### TASK PROMPT
Locate each line in the records containing "color". Copy it.

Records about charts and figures

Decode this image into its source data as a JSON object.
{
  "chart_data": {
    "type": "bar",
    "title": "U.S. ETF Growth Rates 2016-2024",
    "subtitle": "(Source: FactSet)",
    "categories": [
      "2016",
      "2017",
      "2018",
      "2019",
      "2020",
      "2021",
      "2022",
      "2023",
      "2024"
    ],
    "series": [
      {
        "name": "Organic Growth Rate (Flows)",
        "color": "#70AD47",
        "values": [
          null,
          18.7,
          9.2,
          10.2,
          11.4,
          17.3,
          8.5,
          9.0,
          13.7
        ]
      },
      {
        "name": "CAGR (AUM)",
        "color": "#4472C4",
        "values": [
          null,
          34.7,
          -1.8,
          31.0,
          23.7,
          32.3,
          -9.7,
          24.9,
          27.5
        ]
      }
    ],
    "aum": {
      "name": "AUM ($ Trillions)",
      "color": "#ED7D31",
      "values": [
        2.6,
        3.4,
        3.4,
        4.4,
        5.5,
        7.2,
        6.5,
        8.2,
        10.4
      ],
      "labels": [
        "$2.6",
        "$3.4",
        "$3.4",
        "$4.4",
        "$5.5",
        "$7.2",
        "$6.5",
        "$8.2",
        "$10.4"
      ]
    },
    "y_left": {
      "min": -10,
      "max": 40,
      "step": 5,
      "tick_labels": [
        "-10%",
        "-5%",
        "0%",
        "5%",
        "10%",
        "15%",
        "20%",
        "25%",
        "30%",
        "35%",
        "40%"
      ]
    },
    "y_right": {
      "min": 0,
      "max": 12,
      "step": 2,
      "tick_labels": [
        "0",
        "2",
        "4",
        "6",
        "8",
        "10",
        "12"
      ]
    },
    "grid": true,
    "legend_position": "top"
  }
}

### WRITTEN SOLUTION
        "color": "#70AD47",
        "color": "#4472C4",
      "color": "#ED7D31",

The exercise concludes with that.